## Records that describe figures
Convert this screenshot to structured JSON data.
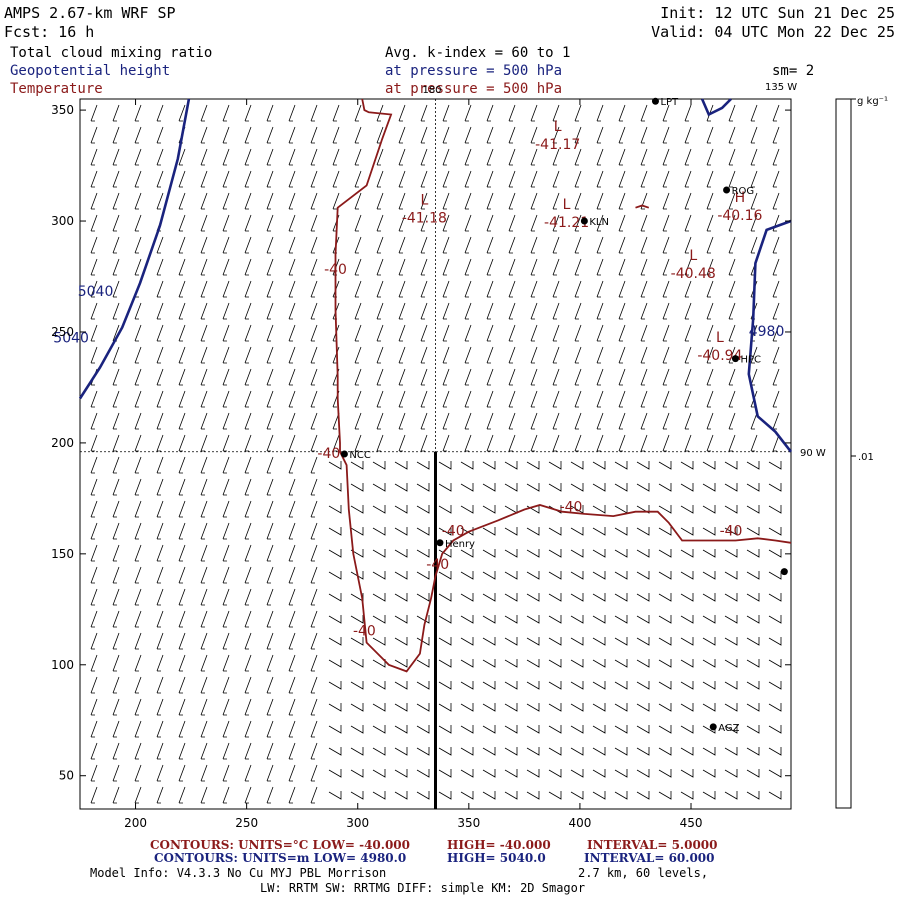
{
  "header": {
    "model": "AMPS 2.67-km WRF SP",
    "forecast": "Fcst:   16 h",
    "init": "Init: 12 UTC Sun 21 Dec 25",
    "valid": "Valid: 04 UTC Mon 22 Dec 25",
    "field1": "Total cloud mixing ratio",
    "field1_level": "Avg. k-index =  60 to   1",
    "field2": "Geopotential height",
    "field2_level": "at pressure =  500 hPa",
    "field3": "Temperature",
    "field3_level": "at pressure =  500 hPa",
    "smoothing": "sm= 2"
  },
  "colors": {
    "temperature": "#8b1a1a",
    "height": "#1a237e",
    "axis": "#000000"
  },
  "chart_data": {
    "type": "contour",
    "title": "",
    "xlim": [
      175,
      495
    ],
    "ylim": [
      35,
      355
    ],
    "xticks": [
      200,
      250,
      300,
      350,
      400,
      450
    ],
    "yticks": [
      50,
      100,
      150,
      200,
      250,
      300,
      350
    ],
    "crosshair": {
      "x": 335,
      "y": 196,
      "label_lon_top": "180",
      "label_lon_right_top": "135 W",
      "label_lon_right": "90 W"
    },
    "cross_section_line": {
      "x": 335,
      "y_from": 35,
      "y_to": 196
    },
    "temperature_contours": [
      {
        "level": -40,
        "points": [
          [
            302,
            355
          ],
          [
            303,
            350
          ],
          [
            305,
            349
          ],
          [
            315,
            348
          ],
          [
            311,
            337
          ],
          [
            304,
            316
          ],
          [
            291,
            306
          ],
          [
            290,
            285
          ],
          [
            290,
            260
          ],
          [
            291,
            230
          ],
          [
            291,
            220
          ],
          [
            292,
            200
          ],
          [
            292,
            196
          ],
          [
            295,
            190
          ],
          [
            296,
            170
          ],
          [
            298,
            150
          ],
          [
            302,
            130
          ],
          [
            304,
            110
          ],
          [
            314,
            100
          ],
          [
            322,
            97
          ],
          [
            328,
            105
          ],
          [
            330,
            118
          ],
          [
            333,
            130
          ],
          [
            335,
            140
          ],
          [
            338,
            150
          ],
          [
            343,
            156
          ],
          [
            350,
            160
          ],
          [
            363,
            165
          ],
          [
            375,
            170
          ],
          [
            382,
            172
          ],
          [
            392,
            169
          ],
          [
            402,
            168
          ],
          [
            415,
            167
          ],
          [
            425,
            169
          ],
          [
            435,
            169
          ],
          [
            440,
            164
          ],
          [
            446,
            156
          ],
          [
            460,
            156
          ],
          [
            470,
            156
          ],
          [
            480,
            157
          ],
          [
            488,
            156
          ],
          [
            495,
            155
          ]
        ]
      },
      {
        "level": -40,
        "closed_small": true,
        "points": [
          [
            425,
            306
          ],
          [
            428,
            307
          ],
          [
            431,
            306
          ]
        ]
      }
    ],
    "height_contours": [
      {
        "level": 5040,
        "points": [
          [
            175,
            220
          ],
          [
            184,
            234
          ],
          [
            194,
            252
          ],
          [
            202,
            272
          ],
          [
            211,
            298
          ],
          [
            219,
            328
          ],
          [
            224,
            355
          ]
        ]
      },
      {
        "level": 4980,
        "points": [
          [
            495,
            300
          ],
          [
            484,
            296
          ],
          [
            479,
            281
          ],
          [
            478,
            256
          ],
          [
            476,
            231
          ],
          [
            480,
            212
          ],
          [
            488,
            205
          ],
          [
            495,
            196
          ]
        ]
      },
      {
        "level": 4980,
        "points": [
          [
            455,
            355
          ],
          [
            458,
            348
          ],
          [
            464,
            351
          ],
          [
            468,
            355
          ]
        ]
      }
    ],
    "contour_labels": [
      {
        "text": "5040",
        "x": 182,
        "y": 268,
        "series": "height"
      },
      {
        "text": "5040",
        "x": 171,
        "y": 247,
        "series": "height"
      },
      {
        "text": "4980",
        "x": 484,
        "y": 250,
        "series": "height"
      },
      {
        "text": "-40",
        "x": 290,
        "y": 278,
        "series": "temperature"
      },
      {
        "text": "-40",
        "x": 287,
        "y": 195,
        "series": "temperature"
      },
      {
        "text": "-40",
        "x": 396,
        "y": 171,
        "series": "temperature"
      },
      {
        "text": "-40",
        "x": 343,
        "y": 160,
        "series": "temperature"
      },
      {
        "text": "-40",
        "x": 336,
        "y": 145,
        "series": "temperature"
      },
      {
        "text": "-40",
        "x": 303,
        "y": 115,
        "series": "temperature"
      },
      {
        "text": "-40",
        "x": 468,
        "y": 160,
        "series": "temperature"
      }
    ],
    "extrema": [
      {
        "kind": "L",
        "value": "-41.17",
        "x": 390,
        "y": 336
      },
      {
        "kind": "L",
        "value": "-41.18",
        "x": 330,
        "y": 303
      },
      {
        "kind": "L",
        "value": "-41.21",
        "x": 394,
        "y": 301
      },
      {
        "kind": "L",
        "value": "-40.48",
        "x": 451,
        "y": 278
      },
      {
        "kind": "H",
        "value": "-40.16",
        "x": 472,
        "y": 304
      },
      {
        "kind": "L",
        "value": "-40.94",
        "x": 463,
        "y": 241
      }
    ],
    "stations": [
      {
        "name": "LPT",
        "x": 434,
        "y": 354
      },
      {
        "name": "ROG",
        "x": 466,
        "y": 314
      },
      {
        "name": "KLN",
        "x": 402,
        "y": 300
      },
      {
        "name": "HPC",
        "x": 470,
        "y": 238
      },
      {
        "name": "NCC",
        "x": 294,
        "y": 195
      },
      {
        "name": "Henry",
        "x": 337,
        "y": 155
      },
      {
        "name": "",
        "x": 492,
        "y": 142
      },
      {
        "name": "AGZ",
        "x": 460,
        "y": 72
      }
    ],
    "colorbar": {
      "unit": "g kg⁻¹",
      "tick_label": ".01",
      "tick_value": 0.01
    }
  },
  "footer": {
    "temp_contours": "CONTOURS:  UNITS=°C  LOW= -40.000",
    "temp_high": "HIGH= -40.000",
    "temp_interval": "INTERVAL=   5.0000",
    "hgt_contours": "CONTOURS:  UNITS=m  LOW=  4980.0",
    "hgt_high": "HIGH=  5040.0",
    "hgt_interval": "INTERVAL=   60.000",
    "model_info": "Model Info: V4.3.3    No Cu    MYJ PBL  Morrison",
    "model_info2": "2.7 km,  60 levels,",
    "model_info3": "LW: RRTM SW: RRTMG    DIFF: simple KM: 2D Smagor"
  }
}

## TO BE DONE
Retype all of the entries exactly as written, leaving out any images.

## FINAL ANSWER
Convert this screenshot to structured JSON data.
{
  "header": {
    "model": "AMPS 2.67-km WRF SP",
    "forecast": "Fcst:   16 h",
    "init": "Init: 12 UTC Sun 21 Dec 25",
    "valid": "Valid: 04 UTC Mon 22 Dec 25",
    "field1": "Total cloud mixing ratio",
    "field1_level": "Avg. k-index =  60 to   1",
    "field2": "Geopotential height",
    "field2_level": "at pressure =  500 hPa",
    "field3": "Temperature",
    "field3_level": "at pressure =  500 hPa",
    "smoothing": "sm= 2"
  },
  "colors": {
    "temperature": "#8b1a1a",
    "height": "#1a237e",
    "axis": "#000000"
  },
  "chart_data": {
    "type": "contour",
    "title": "",
    "xlim": [
      175,
      495
    ],
    "ylim": [
      35,
      355
    ],
    "xticks": [
      200,
      250,
      300,
      350,
      400,
      450
    ],
    "yticks": [
      50,
      100,
      150,
      200,
      250,
      300,
      350
    ],
    "crosshair": {
      "x": 335,
      "y": 196,
      "label_lon_top": "180",
      "label_lon_right_top": "135 W",
      "label_lon_right": "90 W"
    },
    "cross_section_line": {
      "x": 335,
      "y_from": 35,
      "y_to": 196
    },
    "temperature_contours": [
      {
        "level": -40,
        "points": [
          [
            302,
            355
          ],
          [
            303,
            350
          ],
          [
            305,
            349
          ],
          [
            315,
            348
          ],
          [
            311,
            337
          ],
          [
            304,
            316
          ],
          [
            291,
            306
          ],
          [
            290,
            285
          ],
          [
            290,
            260
          ],
          [
            291,
            230
          ],
          [
            291,
            220
          ],
          [
            292,
            200
          ],
          [
            292,
            196
          ],
          [
            295,
            190
          ],
          [
            296,
            170
          ],
          [
            298,
            150
          ],
          [
            302,
            130
          ],
          [
            304,
            110
          ],
          [
            314,
            100
          ],
          [
            322,
            97
          ],
          [
            328,
            105
          ],
          [
            330,
            118
          ],
          [
            333,
            130
          ],
          [
            335,
            140
          ],
          [
            338,
            150
          ],
          [
            343,
            156
          ],
          [
            350,
            160
          ],
          [
            363,
            165
          ],
          [
            375,
            170
          ],
          [
            382,
            172
          ],
          [
            392,
            169
          ],
          [
            402,
            168
          ],
          [
            415,
            167
          ],
          [
            425,
            169
          ],
          [
            435,
            169
          ],
          [
            440,
            164
          ],
          [
            446,
            156
          ],
          [
            460,
            156
          ],
          [
            470,
            156
          ],
          [
            480,
            157
          ],
          [
            488,
            156
          ],
          [
            495,
            155
          ]
        ]
      },
      {
        "level": -40,
        "closed_small": true,
        "points": [
          [
            425,
            306
          ],
          [
            428,
            307
          ],
          [
            431,
            306
          ]
        ]
      }
    ],
    "height_contours": [
      {
        "level": 5040,
        "points": [
          [
            175,
            220
          ],
          [
            184,
            234
          ],
          [
            194,
            252
          ],
          [
            202,
            272
          ],
          [
            211,
            298
          ],
          [
            219,
            328
          ],
          [
            224,
            355
          ]
        ]
      },
      {
        "level": 4980,
        "points": [
          [
            495,
            300
          ],
          [
            484,
            296
          ],
          [
            479,
            281
          ],
          [
            478,
            256
          ],
          [
            476,
            231
          ],
          [
            480,
            212
          ],
          [
            488,
            205
          ],
          [
            495,
            196
          ]
        ]
      },
      {
        "level": 4980,
        "points": [
          [
            455,
            355
          ],
          [
            458,
            348
          ],
          [
            464,
            351
          ],
          [
            468,
            355
          ]
        ]
      }
    ],
    "contour_labels": [
      {
        "text": "5040",
        "x": 182,
        "y": 268,
        "series": "height"
      },
      {
        "text": "5040",
        "x": 171,
        "y": 247,
        "series": "height"
      },
      {
        "text": "4980",
        "x": 484,
        "y": 250,
        "series": "height"
      },
      {
        "text": "-40",
        "x": 290,
        "y": 278,
        "series": "temperature"
      },
      {
        "text": "-40",
        "x": 287,
        "y": 195,
        "series": "temperature"
      },
      {
        "text": "-40",
        "x": 396,
        "y": 171,
        "series": "temperature"
      },
      {
        "text": "-40",
        "x": 343,
        "y": 160,
        "series": "temperature"
      },
      {
        "text": "-40",
        "x": 336,
        "y": 145,
        "series": "temperature"
      },
      {
        "text": "-40",
        "x": 303,
        "y": 115,
        "series": "temperature"
      },
      {
        "text": "-40",
        "x": 468,
        "y": 160,
        "series": "temperature"
      }
    ],
    "extrema": [
      {
        "kind": "L",
        "value": "-41.17",
        "x": 390,
        "y": 336
      },
      {
        "kind": "L",
        "value": "-41.18",
        "x": 330,
        "y": 303
      },
      {
        "kind": "L",
        "value": "-41.21",
        "x": 394,
        "y": 301
      },
      {
        "kind": "L",
        "value": "-40.48",
        "x": 451,
        "y": 278
      },
      {
        "kind": "H",
        "value": "-40.16",
        "x": 472,
        "y": 304
      },
      {
        "kind": "L",
        "value": "-40.94",
        "x": 463,
        "y": 241
      }
    ],
    "stations": [
      {
        "name": "LPT",
        "x": 434,
        "y": 354
      },
      {
        "name": "ROG",
        "x": 466,
        "y": 314
      },
      {
        "name": "KLN",
        "x": 402,
        "y": 300
      },
      {
        "name": "HPC",
        "x": 470,
        "y": 238
      },
      {
        "name": "NCC",
        "x": 294,
        "y": 195
      },
      {
        "name": "Henry",
        "x": 337,
        "y": 155
      },
      {
        "name": "",
        "x": 492,
        "y": 142
      },
      {
        "name": "AGZ",
        "x": 460,
        "y": 72
      }
    ],
    "colorbar": {
      "unit": "g kg⁻¹",
      "tick_label": ".01",
      "tick_value": 0.01
    }
  },
  "footer": {
    "temp_contours": "CONTOURS:  UNITS=°C  LOW= -40.000",
    "temp_high": "HIGH= -40.000",
    "temp_interval": "INTERVAL=   5.0000",
    "hgt_contours": "CONTOURS:  UNITS=m  LOW=  4980.0",
    "hgt_high": "HIGH=  5040.0",
    "hgt_interval": "INTERVAL=   60.000",
    "model_info": "Model Info: V4.3.3    No Cu    MYJ PBL  Morrison",
    "model_info2": "2.7 km,  60 levels,",
    "model_info3": "LW: RRTM SW: RRTMG    DIFF: simple KM: 2D Smagor"
  }
}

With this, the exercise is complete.